# [Trecho selecionado]
Em: 14/04/2023 Compartilhar: Facebook

UM RELATO SOBRE O TIRADENTES

Por Juvenal Pedro Cim 

Persistentemente enigmático e incompreendido Joaquim José da Silva Xavier, o Tiradentes, é nosso herói e mártir da Independência do Brasil.

A vida pessoal de Joaquim foi atribulada e cheia de sucessão de mudanças. Joaquim nasceu em 1746, na Fazenda Pombal, de propriedade de seu pai, Domingos da Silva dos Santos, o sobrenome Xavier veio de sua mãe, Antônia da Encarnação Xavier. Tinha seis irmãos. Ainda existem as ruínas da Fazenda Pombal, que na época pertencia a cidade de Vila Rica, e que hoje é o município de Ritápolis-MG. Nesta época Vila Rica (atualmente Ouro Preto) possuía uma população de 79 mil habitantes. Aos 09 anos Joaquim perdeu a mãe e aos 11 anos morreu o pai. A família de Joaquim se dispersou, 02 irmãos foram para o Convento e tornaram-se Padres. Outro irmão e as três irmãs restantes não há registro que indique o que terá acontecido com eles.

Assim, naquela época o seu padrinho Sebastião Ferreira Leitão começou a ensiná-lo “a arte de tirar dentes”. Joaquim não teve acesso ao ensino formal, mas aprendeu a ler e a escrever, coisa rara no Brasil colônia. Apesar disso sua caligrafia era uma das melhores em relação a de seus conterrâneos.

# [Informações fornecidas]

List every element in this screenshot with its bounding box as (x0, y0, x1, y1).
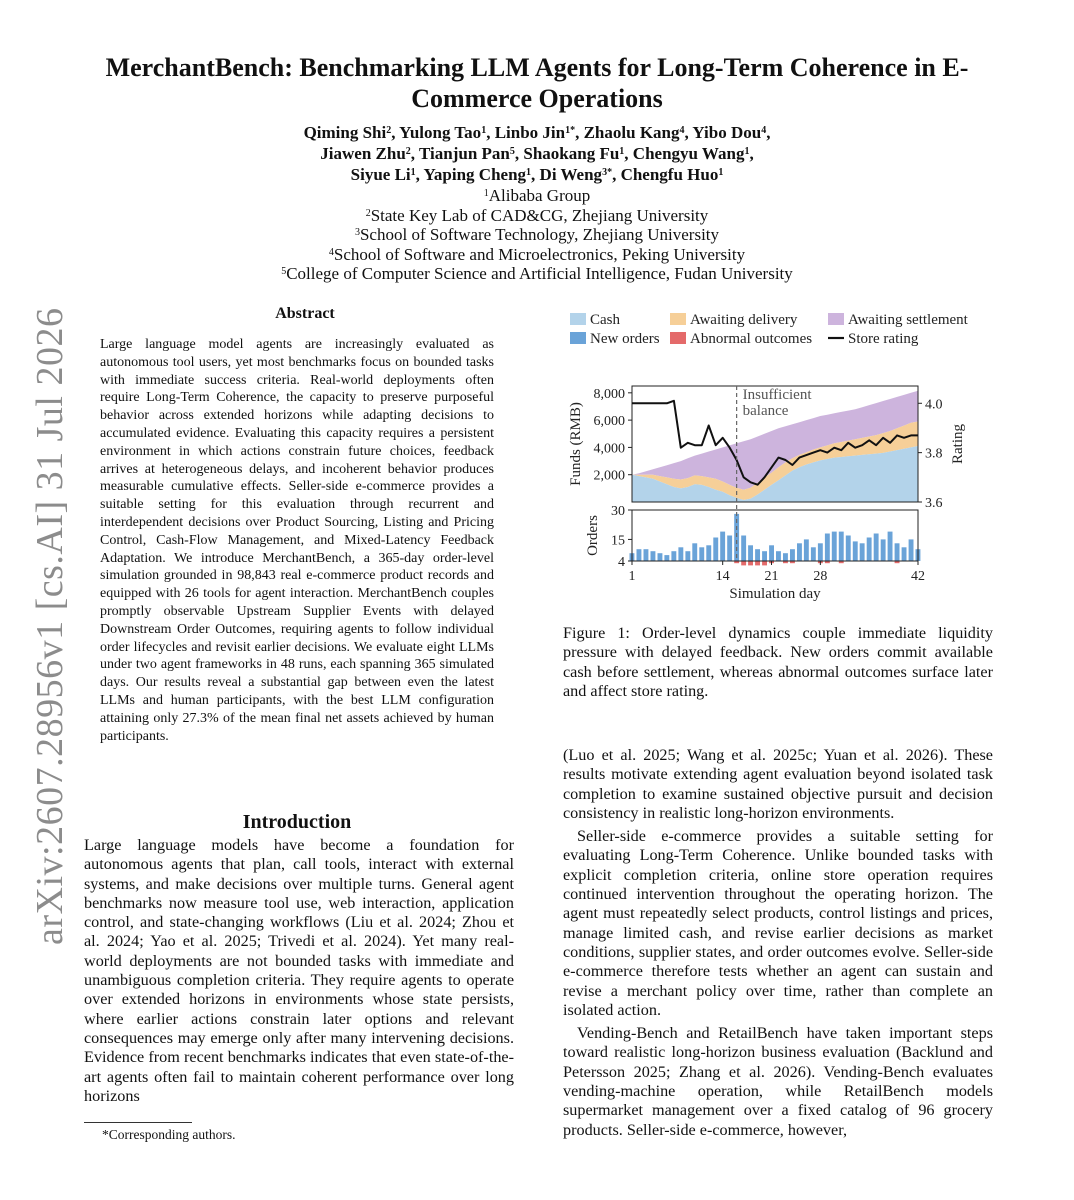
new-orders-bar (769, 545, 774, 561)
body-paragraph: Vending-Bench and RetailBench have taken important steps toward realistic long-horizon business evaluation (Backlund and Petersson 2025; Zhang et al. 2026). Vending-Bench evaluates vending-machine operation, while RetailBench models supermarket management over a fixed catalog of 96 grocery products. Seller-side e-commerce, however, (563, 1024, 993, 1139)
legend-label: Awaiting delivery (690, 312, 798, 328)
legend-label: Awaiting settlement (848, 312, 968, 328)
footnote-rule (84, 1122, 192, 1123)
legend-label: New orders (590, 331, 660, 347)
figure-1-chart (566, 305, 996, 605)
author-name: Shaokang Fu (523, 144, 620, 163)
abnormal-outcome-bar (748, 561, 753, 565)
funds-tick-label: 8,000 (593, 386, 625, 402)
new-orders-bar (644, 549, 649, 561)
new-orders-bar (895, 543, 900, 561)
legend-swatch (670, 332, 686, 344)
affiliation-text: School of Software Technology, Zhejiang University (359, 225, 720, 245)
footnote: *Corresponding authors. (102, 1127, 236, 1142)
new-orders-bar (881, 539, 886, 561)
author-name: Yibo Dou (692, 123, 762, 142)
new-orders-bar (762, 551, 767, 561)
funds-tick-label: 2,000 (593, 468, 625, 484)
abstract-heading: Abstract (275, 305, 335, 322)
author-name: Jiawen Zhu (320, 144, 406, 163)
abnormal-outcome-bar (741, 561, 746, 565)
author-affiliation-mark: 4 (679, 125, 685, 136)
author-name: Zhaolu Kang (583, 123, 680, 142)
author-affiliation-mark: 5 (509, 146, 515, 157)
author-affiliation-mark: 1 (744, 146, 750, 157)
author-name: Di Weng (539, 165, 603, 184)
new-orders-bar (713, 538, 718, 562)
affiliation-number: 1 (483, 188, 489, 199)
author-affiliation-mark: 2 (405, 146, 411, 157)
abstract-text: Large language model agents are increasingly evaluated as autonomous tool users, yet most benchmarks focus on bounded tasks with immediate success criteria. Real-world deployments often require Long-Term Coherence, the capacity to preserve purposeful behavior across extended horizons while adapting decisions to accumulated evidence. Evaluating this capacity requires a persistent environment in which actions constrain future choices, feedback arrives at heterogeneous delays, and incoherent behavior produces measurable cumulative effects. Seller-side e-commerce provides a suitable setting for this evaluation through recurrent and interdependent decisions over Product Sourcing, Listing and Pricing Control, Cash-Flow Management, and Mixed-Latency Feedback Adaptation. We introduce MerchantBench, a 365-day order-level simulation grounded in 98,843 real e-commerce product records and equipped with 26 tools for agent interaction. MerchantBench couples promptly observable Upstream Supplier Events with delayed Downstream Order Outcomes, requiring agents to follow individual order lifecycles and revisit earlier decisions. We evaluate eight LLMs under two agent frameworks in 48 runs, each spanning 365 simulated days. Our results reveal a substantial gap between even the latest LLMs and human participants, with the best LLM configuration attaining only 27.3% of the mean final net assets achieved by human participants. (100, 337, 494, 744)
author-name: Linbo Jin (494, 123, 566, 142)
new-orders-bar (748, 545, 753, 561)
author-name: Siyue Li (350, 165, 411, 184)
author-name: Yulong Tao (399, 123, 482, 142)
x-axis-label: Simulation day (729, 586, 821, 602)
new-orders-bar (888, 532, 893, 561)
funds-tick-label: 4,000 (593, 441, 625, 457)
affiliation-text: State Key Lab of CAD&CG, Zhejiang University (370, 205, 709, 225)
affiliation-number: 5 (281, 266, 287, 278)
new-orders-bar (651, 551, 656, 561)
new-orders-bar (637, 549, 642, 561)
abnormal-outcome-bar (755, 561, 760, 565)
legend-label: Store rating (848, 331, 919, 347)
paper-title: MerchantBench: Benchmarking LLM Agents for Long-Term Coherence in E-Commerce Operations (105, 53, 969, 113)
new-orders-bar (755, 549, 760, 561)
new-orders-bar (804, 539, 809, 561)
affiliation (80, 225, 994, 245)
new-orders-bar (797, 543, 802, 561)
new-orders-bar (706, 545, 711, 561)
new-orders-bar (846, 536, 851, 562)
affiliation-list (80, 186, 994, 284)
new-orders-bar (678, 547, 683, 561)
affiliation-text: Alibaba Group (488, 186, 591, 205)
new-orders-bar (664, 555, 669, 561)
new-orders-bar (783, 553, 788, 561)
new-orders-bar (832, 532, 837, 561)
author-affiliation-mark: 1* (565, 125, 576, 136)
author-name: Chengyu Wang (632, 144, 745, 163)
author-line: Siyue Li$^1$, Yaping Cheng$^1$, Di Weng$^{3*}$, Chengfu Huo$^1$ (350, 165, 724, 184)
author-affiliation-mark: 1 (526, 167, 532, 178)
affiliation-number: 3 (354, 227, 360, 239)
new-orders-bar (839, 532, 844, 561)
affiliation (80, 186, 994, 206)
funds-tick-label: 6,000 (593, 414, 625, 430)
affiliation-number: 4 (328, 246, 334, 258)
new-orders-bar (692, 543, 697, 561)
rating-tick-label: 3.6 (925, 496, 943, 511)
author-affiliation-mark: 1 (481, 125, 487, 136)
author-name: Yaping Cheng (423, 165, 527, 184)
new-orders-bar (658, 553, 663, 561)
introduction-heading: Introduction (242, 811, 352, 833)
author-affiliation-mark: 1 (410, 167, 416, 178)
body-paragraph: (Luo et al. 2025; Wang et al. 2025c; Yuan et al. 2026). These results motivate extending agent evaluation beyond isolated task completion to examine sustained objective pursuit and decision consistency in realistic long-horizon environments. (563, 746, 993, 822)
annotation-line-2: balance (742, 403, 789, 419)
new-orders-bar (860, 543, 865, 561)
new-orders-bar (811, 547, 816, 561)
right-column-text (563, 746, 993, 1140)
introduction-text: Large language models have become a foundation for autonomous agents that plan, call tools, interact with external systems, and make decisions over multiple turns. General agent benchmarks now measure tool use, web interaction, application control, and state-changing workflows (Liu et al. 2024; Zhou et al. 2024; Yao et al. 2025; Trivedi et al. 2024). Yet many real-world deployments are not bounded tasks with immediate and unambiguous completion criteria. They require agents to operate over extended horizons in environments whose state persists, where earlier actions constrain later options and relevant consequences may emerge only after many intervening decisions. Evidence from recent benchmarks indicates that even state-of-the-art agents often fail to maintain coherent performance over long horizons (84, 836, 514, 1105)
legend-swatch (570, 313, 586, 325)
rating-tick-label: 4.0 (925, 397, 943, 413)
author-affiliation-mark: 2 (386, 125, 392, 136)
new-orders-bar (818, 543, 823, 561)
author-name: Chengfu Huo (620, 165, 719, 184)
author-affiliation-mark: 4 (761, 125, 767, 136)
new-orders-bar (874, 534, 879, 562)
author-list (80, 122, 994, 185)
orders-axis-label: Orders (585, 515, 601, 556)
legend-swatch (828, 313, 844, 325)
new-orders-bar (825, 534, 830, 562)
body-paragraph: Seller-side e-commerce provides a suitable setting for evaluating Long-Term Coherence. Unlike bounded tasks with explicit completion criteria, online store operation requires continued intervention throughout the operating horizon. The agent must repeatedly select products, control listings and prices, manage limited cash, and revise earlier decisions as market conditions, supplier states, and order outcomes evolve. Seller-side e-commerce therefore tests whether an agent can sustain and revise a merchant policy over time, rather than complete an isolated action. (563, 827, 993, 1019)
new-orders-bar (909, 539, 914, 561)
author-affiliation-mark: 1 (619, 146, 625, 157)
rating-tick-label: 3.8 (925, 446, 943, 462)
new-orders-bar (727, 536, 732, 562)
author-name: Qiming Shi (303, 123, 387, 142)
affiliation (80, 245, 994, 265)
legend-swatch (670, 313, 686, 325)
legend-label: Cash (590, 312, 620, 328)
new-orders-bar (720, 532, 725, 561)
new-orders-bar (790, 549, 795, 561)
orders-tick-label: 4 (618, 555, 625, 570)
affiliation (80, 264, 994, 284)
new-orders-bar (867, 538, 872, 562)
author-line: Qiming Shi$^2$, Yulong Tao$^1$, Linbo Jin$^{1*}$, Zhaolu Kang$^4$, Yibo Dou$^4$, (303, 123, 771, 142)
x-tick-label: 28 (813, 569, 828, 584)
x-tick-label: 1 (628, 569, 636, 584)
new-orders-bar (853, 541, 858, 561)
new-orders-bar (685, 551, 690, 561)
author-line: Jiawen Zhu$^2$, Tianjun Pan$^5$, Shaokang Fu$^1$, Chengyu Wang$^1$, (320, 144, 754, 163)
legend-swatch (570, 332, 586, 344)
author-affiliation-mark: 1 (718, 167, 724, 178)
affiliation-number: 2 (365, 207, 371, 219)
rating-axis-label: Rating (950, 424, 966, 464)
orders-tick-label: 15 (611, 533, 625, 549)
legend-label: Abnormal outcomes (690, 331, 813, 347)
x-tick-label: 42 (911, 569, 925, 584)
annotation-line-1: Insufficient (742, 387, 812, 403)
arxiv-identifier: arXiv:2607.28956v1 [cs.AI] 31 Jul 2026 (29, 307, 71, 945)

# [Instruções e requisitos]
Reproduza fielmente o trecho do relato sobre Tiradentes que começa nas palavras "Por Juvenal Pedro" e termina logo após "terá acontecido com eles.". As linhas acima formam um material à parte.

# [Solução do problema]
Por Juvenal Pedro Cim 

Persistentemente enigmático e incompreendido Joaquim José da Silva Xavier, o Tiradentes, é nosso herói e mártir da Independência do Brasil.

A vida pessoal de Joaquim foi atribulada e cheia de sucessão de mudanças. Joaquim nasceu em 1746, na Fazenda Pombal, de propriedade de seu pai, Domingos da Silva dos Santos, o sobrenome Xavier veio de sua mãe, Antônia da Encarnação Xavier. Tinha seis irmãos. Ainda existem as ruínas da Fazenda Pombal, que na época pertencia a cidade de Vila Rica, e que hoje é o município de Ritápolis-MG. Nesta época Vila Rica (atualmente Ouro Preto) possuía uma população de 79 mil habitantes. Aos 09 anos Joaquim perdeu a mãe e aos 11 anos morreu o pai. A família de Joaquim se dispersou, 02 irmãos foram para o Convento e tornaram-se Padres. Outro irmão e as três irmãs restantes não há registro que indique o que terá acontecido com eles.